# 提供テキスト:

------------------------------

SH ニック・フィップス 【NEC GREEN ROCKETS TOKATSU】

 もちろん、ニックのすごさは、人柄だけにとどまらない。
 身長180センチ、体重87キロの体躯は、SHとしては超大型。恵まれたフィジカルを活かして放るパスは、長くて早い。加えて高さのある正確なキックと、コンタクトに力負けしない強さで、ときには相手からボールを奪い、防御での危機管理をいとわない。
 キャプテンのレメキ ロマノラヴァは「エンジンがすごい!」とそのフィジカルを絶賛。長いパスが新しいシェイプ(攻撃の形)を生み出して、今季の「プラスになっている」と話す。
 しかし、本人は冷静だ。
「僕自身は、どちらかと言うと、努力家タイプ。だから、練習中から努力する姿をみんなに見せてきた。選手たちも、そういう僕を見て刺激されたのか、努力を惜しまなくなった。僕もまた彼らに刺激されて、さらに努力を重ねている。これからもそういう循環が続けば、チームはさらに良くなると思う」
 ラグビー・ワールドカップ2015イングランド大会で決勝戦のピッチに立った男は、自らのスキルや能力をアピールするのではなく、それらを支える「努力」をグリーンロケッツ東葛に植えつけようとしているのだ。
 それが、「チームマン」としての自然な振る舞いなのである。

 そんなニックが、開幕から2節で1勝1敗という成績を踏まえて、これから勝利を積み上げていくためにチーム全員が何をすべきだと考えているのか――胸の内を明かしてくれた。

------------------------------

# 記述課題 1:
下の行から、文字列「panel」を含む行をすべて集めて書き写してください。大文字と小文字は区別します。

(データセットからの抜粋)
------------------------------

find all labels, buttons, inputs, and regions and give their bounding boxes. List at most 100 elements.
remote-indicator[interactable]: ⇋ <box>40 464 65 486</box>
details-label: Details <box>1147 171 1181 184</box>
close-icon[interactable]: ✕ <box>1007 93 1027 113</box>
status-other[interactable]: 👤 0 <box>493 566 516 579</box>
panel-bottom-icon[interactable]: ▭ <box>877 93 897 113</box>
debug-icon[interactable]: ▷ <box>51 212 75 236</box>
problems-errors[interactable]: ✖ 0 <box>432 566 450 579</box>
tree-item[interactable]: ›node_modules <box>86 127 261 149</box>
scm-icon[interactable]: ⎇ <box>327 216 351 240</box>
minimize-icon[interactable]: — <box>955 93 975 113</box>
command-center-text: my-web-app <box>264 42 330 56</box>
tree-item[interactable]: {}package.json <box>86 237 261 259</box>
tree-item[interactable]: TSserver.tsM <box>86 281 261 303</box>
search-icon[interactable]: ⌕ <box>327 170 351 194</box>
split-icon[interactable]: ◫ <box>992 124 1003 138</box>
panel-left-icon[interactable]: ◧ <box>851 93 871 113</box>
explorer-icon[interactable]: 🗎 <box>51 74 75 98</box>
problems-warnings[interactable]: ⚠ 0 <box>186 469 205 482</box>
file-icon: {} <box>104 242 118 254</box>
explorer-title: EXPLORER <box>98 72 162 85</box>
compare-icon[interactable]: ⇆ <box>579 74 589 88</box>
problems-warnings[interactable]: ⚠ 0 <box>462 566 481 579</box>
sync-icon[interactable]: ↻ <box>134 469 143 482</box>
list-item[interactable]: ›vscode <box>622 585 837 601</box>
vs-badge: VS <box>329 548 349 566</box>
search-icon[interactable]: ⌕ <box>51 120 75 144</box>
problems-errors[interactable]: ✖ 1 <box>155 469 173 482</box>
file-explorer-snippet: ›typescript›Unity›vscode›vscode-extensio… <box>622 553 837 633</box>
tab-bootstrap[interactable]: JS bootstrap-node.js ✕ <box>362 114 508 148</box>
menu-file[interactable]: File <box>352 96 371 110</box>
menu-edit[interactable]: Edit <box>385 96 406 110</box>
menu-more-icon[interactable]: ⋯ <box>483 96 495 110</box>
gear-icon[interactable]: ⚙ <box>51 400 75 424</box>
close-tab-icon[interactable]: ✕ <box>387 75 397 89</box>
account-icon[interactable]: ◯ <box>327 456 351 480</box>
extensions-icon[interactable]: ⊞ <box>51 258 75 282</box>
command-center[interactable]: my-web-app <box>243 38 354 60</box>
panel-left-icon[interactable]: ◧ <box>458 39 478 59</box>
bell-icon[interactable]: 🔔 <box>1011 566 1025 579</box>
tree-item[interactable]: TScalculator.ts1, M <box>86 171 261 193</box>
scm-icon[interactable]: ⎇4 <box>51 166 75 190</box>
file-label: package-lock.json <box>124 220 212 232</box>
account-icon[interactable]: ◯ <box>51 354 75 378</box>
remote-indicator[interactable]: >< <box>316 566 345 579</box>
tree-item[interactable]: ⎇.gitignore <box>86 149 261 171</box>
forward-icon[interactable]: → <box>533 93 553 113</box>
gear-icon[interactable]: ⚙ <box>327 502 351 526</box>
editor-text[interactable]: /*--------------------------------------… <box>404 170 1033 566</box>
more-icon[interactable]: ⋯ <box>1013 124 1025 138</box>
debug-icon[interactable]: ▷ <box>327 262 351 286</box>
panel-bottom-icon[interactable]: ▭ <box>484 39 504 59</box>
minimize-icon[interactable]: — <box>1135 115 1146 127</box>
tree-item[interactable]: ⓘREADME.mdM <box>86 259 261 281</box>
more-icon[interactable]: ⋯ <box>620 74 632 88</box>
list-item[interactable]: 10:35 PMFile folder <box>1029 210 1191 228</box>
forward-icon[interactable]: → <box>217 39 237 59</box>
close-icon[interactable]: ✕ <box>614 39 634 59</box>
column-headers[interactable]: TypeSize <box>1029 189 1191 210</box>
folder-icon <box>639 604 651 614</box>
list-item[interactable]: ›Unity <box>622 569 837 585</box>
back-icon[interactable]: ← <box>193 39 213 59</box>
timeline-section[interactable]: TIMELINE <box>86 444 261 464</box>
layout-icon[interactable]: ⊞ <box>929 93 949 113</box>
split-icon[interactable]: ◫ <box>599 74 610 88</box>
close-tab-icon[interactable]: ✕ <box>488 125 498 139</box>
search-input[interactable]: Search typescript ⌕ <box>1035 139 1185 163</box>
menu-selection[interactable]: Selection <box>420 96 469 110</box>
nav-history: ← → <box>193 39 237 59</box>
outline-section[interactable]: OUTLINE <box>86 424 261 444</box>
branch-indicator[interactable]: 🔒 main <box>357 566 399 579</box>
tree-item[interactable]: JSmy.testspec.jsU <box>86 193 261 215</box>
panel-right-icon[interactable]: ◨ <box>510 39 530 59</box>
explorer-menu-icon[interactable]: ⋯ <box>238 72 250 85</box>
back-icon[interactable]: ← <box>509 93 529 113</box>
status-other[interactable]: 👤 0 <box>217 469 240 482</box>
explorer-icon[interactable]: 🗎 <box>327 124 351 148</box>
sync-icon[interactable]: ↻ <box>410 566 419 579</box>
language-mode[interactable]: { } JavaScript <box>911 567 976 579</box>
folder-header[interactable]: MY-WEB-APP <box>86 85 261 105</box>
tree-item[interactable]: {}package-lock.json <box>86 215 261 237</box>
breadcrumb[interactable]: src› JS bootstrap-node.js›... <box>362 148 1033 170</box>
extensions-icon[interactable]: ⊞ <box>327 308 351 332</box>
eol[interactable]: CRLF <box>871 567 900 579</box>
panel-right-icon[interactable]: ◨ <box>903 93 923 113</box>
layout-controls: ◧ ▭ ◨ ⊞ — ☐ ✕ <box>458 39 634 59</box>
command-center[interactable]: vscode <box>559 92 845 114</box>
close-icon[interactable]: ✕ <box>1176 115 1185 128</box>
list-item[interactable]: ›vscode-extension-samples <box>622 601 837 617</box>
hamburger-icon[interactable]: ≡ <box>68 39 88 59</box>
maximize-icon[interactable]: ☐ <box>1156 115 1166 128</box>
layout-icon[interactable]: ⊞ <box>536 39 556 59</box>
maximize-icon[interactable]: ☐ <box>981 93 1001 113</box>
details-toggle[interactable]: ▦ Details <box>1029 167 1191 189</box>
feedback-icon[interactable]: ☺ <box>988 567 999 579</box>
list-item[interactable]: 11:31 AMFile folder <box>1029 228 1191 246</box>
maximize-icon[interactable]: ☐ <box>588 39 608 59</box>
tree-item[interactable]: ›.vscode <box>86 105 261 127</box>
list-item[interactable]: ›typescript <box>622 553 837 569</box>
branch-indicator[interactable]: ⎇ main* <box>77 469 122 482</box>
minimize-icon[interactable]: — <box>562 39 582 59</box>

------------------------------

# 記述課題 2:
ニック・フィップス選手についての文章にある「恵まれたフィジカルを活かして放るパスは、長くて早い。」という一文を英語に訳してください。

# 最終解答 1:
panel-bottom-icon[interactable]: ▭ <box>877 93 897 113</box>
panel-left-icon[interactable]: ◧ <box>851 93 871 113</box>
panel-left-icon[interactable]: ◧ <box>458 39 478 59</box>
panel-bottom-icon[interactable]: ▭ <box>484 39 504 59</box>
panel-right-icon[interactable]: ◨ <box>510 39 530 59</box>
panel-right-icon[interactable]: ◨ <box>903 93 923 113</box>

# 最終解答 2:
The passes he throws, making use of his gifted physique, are long and fast.